▶ _Set task_:
Reproduce, without alteration, the lines of the data from the line containing "y-tick-label: 0.095 <box>521" up to and including the line containing "y-tick-label: 0.105 <box>521".

──────

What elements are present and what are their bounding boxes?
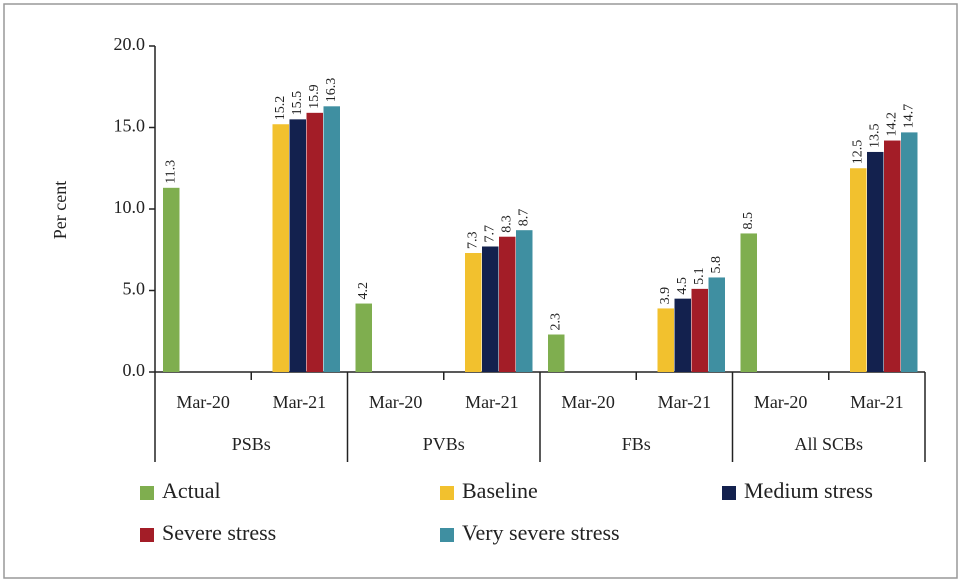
y-tick-label: 20.0 — [114, 34, 146, 54]
value-label: 15.9 — [307, 84, 322, 109]
y-tick-label: 0.0 — [123, 360, 146, 380]
value-label: 11.3 — [164, 160, 179, 184]
legend-swatch — [140, 486, 154, 500]
bar — [708, 277, 725, 372]
value-label: 15.5 — [290, 91, 305, 116]
bar — [306, 112, 323, 372]
group-label: FBs — [622, 434, 651, 454]
legend-label: Baseline — [462, 478, 538, 503]
value-label: 4.2 — [356, 282, 371, 300]
value-label: 15.2 — [273, 96, 288, 121]
x-tick-label: Mar-21 — [658, 392, 712, 412]
bar — [163, 187, 180, 372]
group-label: All SCBs — [794, 434, 863, 454]
bar — [674, 298, 691, 372]
x-tick-label: Mar-20 — [561, 392, 615, 412]
bar — [901, 132, 918, 372]
value-label: 5.1 — [692, 267, 707, 285]
bar — [499, 236, 516, 372]
value-label: 8.5 — [741, 212, 756, 230]
bar — [289, 119, 306, 372]
legend-label: Very severe stress — [462, 520, 620, 545]
group-label: PSBs — [232, 434, 271, 454]
bar — [850, 168, 867, 372]
legend-label: Severe stress — [162, 520, 276, 545]
x-tick-label: Mar-20 — [754, 392, 808, 412]
y-tick-label: 5.0 — [123, 279, 146, 299]
bar — [657, 308, 674, 372]
x-tick-label: Mar-21 — [273, 392, 327, 412]
legend-label: Actual — [162, 478, 221, 503]
value-label: 7.7 — [483, 225, 498, 243]
bar — [740, 233, 757, 372]
bar — [516, 230, 533, 372]
legend-swatch — [440, 486, 454, 500]
bar — [272, 124, 289, 373]
value-label: 2.3 — [549, 313, 564, 331]
bar — [482, 246, 499, 372]
x-tick-label: Mar-20 — [369, 392, 423, 412]
legend-swatch — [140, 528, 154, 542]
frame — [3, 3, 958, 579]
bar — [691, 288, 708, 372]
legend-label: Medium stress — [744, 478, 873, 503]
bar — [867, 151, 884, 372]
value-label: 4.5 — [675, 277, 690, 295]
x-tick-label: Mar-21 — [850, 392, 904, 412]
bar — [548, 334, 565, 372]
legend-swatch — [722, 486, 736, 500]
x-tick-label: Mar-21 — [465, 392, 519, 412]
value-label: 16.3 — [324, 78, 339, 103]
value-label: 8.3 — [500, 215, 515, 233]
group-label: PVBs — [423, 434, 465, 454]
bar — [323, 106, 340, 372]
bar — [355, 303, 372, 372]
value-label: 12.5 — [851, 140, 866, 165]
value-label: 8.7 — [517, 209, 532, 227]
value-label: 7.3 — [466, 232, 481, 250]
x-tick-label: Mar-20 — [176, 392, 230, 412]
bar — [884, 140, 901, 372]
value-label: 14.2 — [885, 112, 900, 137]
y-tick-label: 10.0 — [114, 197, 146, 217]
y-tick-label: 15.0 — [114, 116, 146, 136]
value-label: 5.8 — [709, 256, 724, 274]
value-label: 14.7 — [902, 104, 917, 129]
legend-swatch — [440, 528, 454, 542]
y-axis-label: Per cent — [50, 181, 70, 239]
value-label: 3.9 — [658, 287, 673, 305]
value-label: 13.5 — [868, 123, 883, 148]
bar — [465, 253, 482, 372]
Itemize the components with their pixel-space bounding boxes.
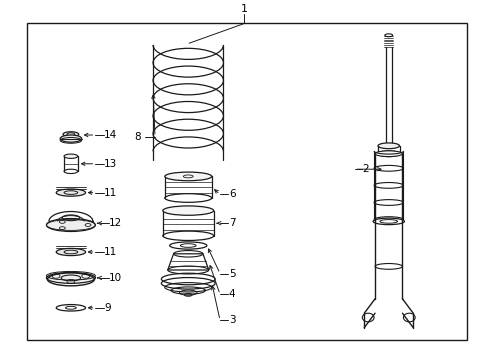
Ellipse shape	[374, 151, 402, 157]
Text: 6: 6	[228, 189, 235, 199]
Ellipse shape	[64, 154, 78, 158]
Ellipse shape	[56, 189, 85, 196]
Text: 10: 10	[109, 273, 122, 283]
Text: 2: 2	[362, 164, 368, 174]
Ellipse shape	[63, 132, 79, 137]
Text: 9: 9	[104, 303, 111, 313]
Text: 12: 12	[109, 218, 122, 228]
Ellipse shape	[377, 143, 399, 149]
Ellipse shape	[46, 273, 95, 283]
Ellipse shape	[164, 172, 211, 181]
Text: 11: 11	[104, 247, 117, 257]
Text: 8: 8	[134, 132, 141, 142]
Text: 1: 1	[241, 4, 247, 14]
Text: 5: 5	[228, 269, 235, 279]
Text: 4: 4	[228, 289, 235, 300]
Ellipse shape	[60, 135, 81, 142]
Ellipse shape	[56, 248, 85, 256]
Bar	[27, 23, 466, 340]
Text: 3: 3	[228, 315, 235, 325]
Ellipse shape	[46, 219, 95, 231]
Text: 7: 7	[228, 218, 235, 228]
Text: 14: 14	[104, 130, 117, 140]
Ellipse shape	[163, 206, 213, 215]
Text: 11: 11	[104, 188, 117, 198]
Text: 13: 13	[104, 159, 117, 169]
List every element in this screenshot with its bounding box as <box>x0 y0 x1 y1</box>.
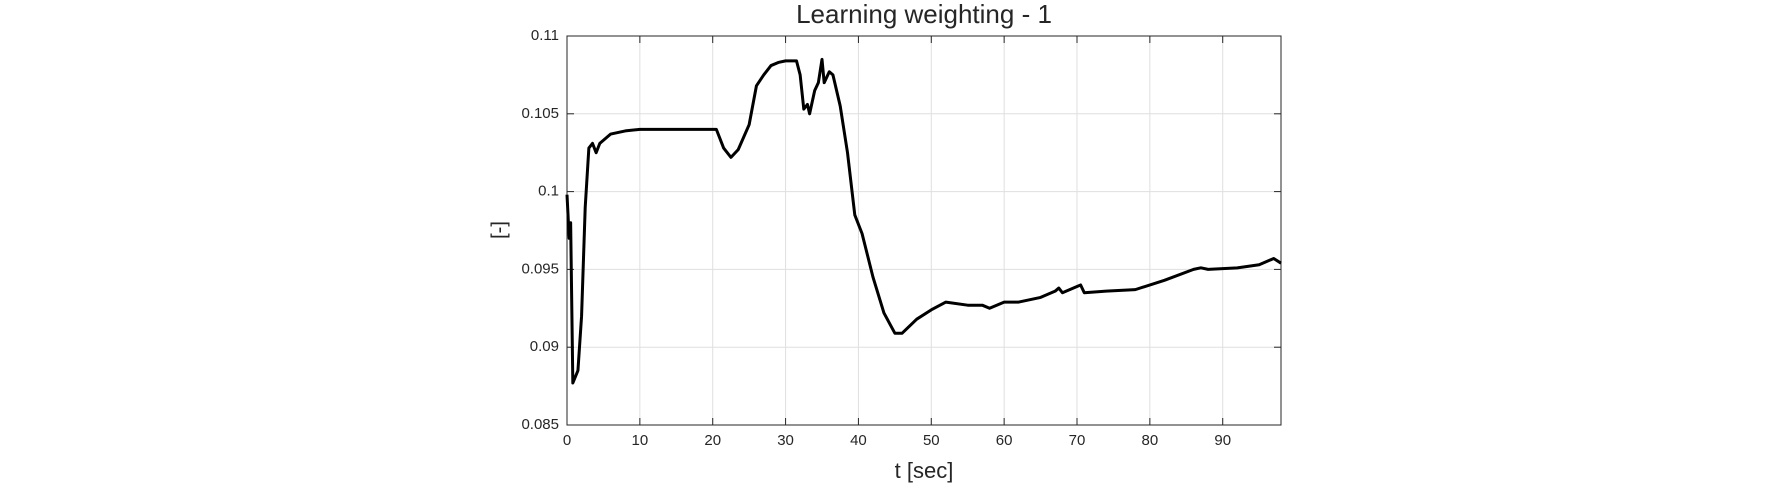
y-tick-label: 0.095 <box>521 260 559 277</box>
x-tick-label: 60 <box>996 432 1013 449</box>
x-tick-label: 40 <box>850 432 867 449</box>
data-line <box>565 57 1282 385</box>
x-tick-label: 10 <box>632 432 649 449</box>
x-tick-label: 20 <box>704 432 721 449</box>
x-tick-label: 30 <box>777 432 794 449</box>
chart-title: Learning weighting - 1 <box>796 0 1052 29</box>
axes-box <box>566 35 1282 426</box>
x-tick-label: 0 <box>563 432 571 449</box>
x-tick-label: 90 <box>1214 432 1231 449</box>
y-axis-label: [-] <box>488 221 510 239</box>
y-tick-label: 0.085 <box>521 416 559 433</box>
y-tick-label: 0.1 <box>538 183 559 200</box>
x-tick-label: 50 <box>923 432 940 449</box>
y-tick-label: 0.09 <box>530 338 559 355</box>
y-tick-label: 0.105 <box>521 105 559 122</box>
x-axis-label: t [sec] <box>895 458 954 483</box>
y-tick-label: 0.11 <box>531 27 559 44</box>
x-tick-label: 80 <box>1142 432 1159 449</box>
x-tick-label: 70 <box>1069 432 1086 449</box>
plot-area <box>567 36 1281 425</box>
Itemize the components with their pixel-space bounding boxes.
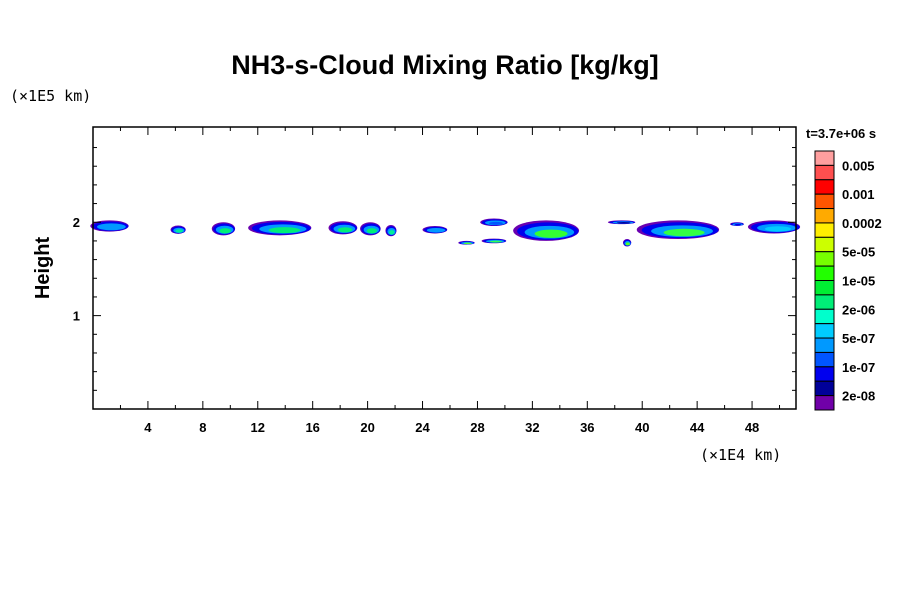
- colorbar-label: 2e-08: [842, 389, 875, 404]
- x-tick-label: 8: [199, 420, 206, 435]
- cloud-feature-core: [337, 227, 353, 233]
- y-axis-label: Height: [32, 237, 54, 300]
- colorbar-swatch: [814, 150, 835, 166]
- y-tick-label: 1: [73, 309, 80, 324]
- x-tick-label: 16: [305, 420, 319, 435]
- cloud-feature-core: [625, 242, 630, 246]
- colorbar-label: 5e-05: [842, 245, 875, 260]
- cloud-feature-core: [175, 229, 184, 233]
- colorbar-label: 0.005: [842, 158, 875, 173]
- x-tick-label: 40: [635, 420, 649, 435]
- colorbar-swatch: [814, 193, 835, 210]
- colorbar-swatch: [814, 351, 835, 368]
- colorbar-label: 1e-05: [842, 274, 875, 289]
- time-label: t=3.7e+06 s: [806, 126, 876, 141]
- cloud-feature-core: [268, 227, 301, 234]
- colorbar-swatch: [814, 179, 835, 195]
- colorbar-swatch: [814, 395, 835, 411]
- cloud-feature-core: [616, 222, 631, 224]
- cloud-feature-core: [489, 221, 503, 225]
- colorbar-swatch: [814, 164, 835, 181]
- colorbar-swatch: [814, 308, 835, 325]
- cloud-feature-core: [430, 229, 443, 233]
- colorbar-label: 0.001: [842, 187, 875, 202]
- cloud-feature-core: [663, 228, 705, 237]
- chart-title: NH3-s-Cloud Mixing Ratio [kg/kg]: [231, 50, 659, 80]
- x-unit-label: (×1E4 km): [700, 446, 781, 464]
- x-tick-label: 44: [690, 420, 705, 435]
- x-tick-label: 24: [415, 420, 430, 435]
- y-tick-label: 2: [73, 215, 80, 230]
- colorbar-swatch: [814, 294, 835, 310]
- cloud-feature-core: [734, 223, 742, 226]
- colorbar: 0.005 0.001 0.0002 5e-05 1e-05 2e-06 5e-07 1e-0…: [814, 150, 882, 411]
- colorbar-swatch: [814, 380, 835, 397]
- colorbar-swatch: [814, 323, 835, 339]
- y-unit-label: (×1E5 km): [10, 87, 91, 105]
- colorbar-label: 5e-07: [842, 331, 875, 346]
- colorbar-swatch: [814, 222, 835, 238]
- colorbar-swatch: [814, 265, 835, 282]
- colorbar-label: 2e-06: [842, 302, 875, 317]
- cloud-feature-core: [102, 225, 122, 230]
- x-tick-label: 4: [144, 420, 152, 435]
- x-tick-label: 48: [745, 420, 759, 435]
- cloud-feature-core: [219, 228, 232, 234]
- x-tick-label: 12: [251, 420, 265, 435]
- colorbar-swatch: [814, 236, 835, 253]
- colorbar-swatch: [814, 366, 835, 382]
- x-tick-label: 36: [580, 420, 594, 435]
- colorbar-swatch: [814, 208, 835, 224]
- cloud-feature-core: [366, 228, 378, 234]
- cloud-feature-core: [764, 226, 791, 232]
- colorbar-swatch: [814, 337, 835, 353]
- x-tick-label: 28: [470, 420, 484, 435]
- x-tick-label: 20: [360, 420, 374, 435]
- colorbar-label: 1e-07: [842, 360, 875, 375]
- cloud-feature-core: [463, 242, 472, 245]
- colorbar-swatch: [814, 280, 835, 296]
- colorbar-label: 0.0002: [842, 216, 882, 231]
- colorbar-swatch: [814, 251, 835, 267]
- cloud-field: [90, 218, 801, 247]
- x-tick-label: 32: [525, 420, 539, 435]
- cloud-feature-core: [389, 230, 395, 235]
- cloud-feature-core: [534, 229, 568, 238]
- cloud-feature-core: [489, 240, 502, 243]
- plot-frame: [92, 126, 797, 410]
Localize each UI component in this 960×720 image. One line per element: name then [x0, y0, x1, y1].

──────

▶ _Solution to this task_:
y-tick-label: 0.095 <box>521 260 559 277</box>
x-tick-label: 60 <box>996 432 1013 449</box>
x-tick-label: 40 <box>850 432 867 449</box>
data-line <box>565 57 1282 385</box>
x-tick-label: 10 <box>632 432 649 449</box>
x-tick-label: 20 <box>704 432 721 449</box>
x-tick-label: 30 <box>777 432 794 449</box>
chart-title: Learning weighting - 1 <box>796 0 1052 29</box>
axes-box <box>566 35 1282 426</box>
x-tick-label: 0 <box>563 432 571 449</box>
x-tick-label: 90 <box>1214 432 1231 449</box>
y-axis-label: [-] <box>488 221 510 239</box>
y-tick-label: 0.085 <box>521 416 559 433</box>
y-tick-label: 0.1 <box>538 183 559 200</box>
x-tick-label: 50 <box>923 432 940 449</box>
y-tick-label: 0.09 <box>530 338 559 355</box>
y-tick-label: 0.105 <box>521 105 559 122</box>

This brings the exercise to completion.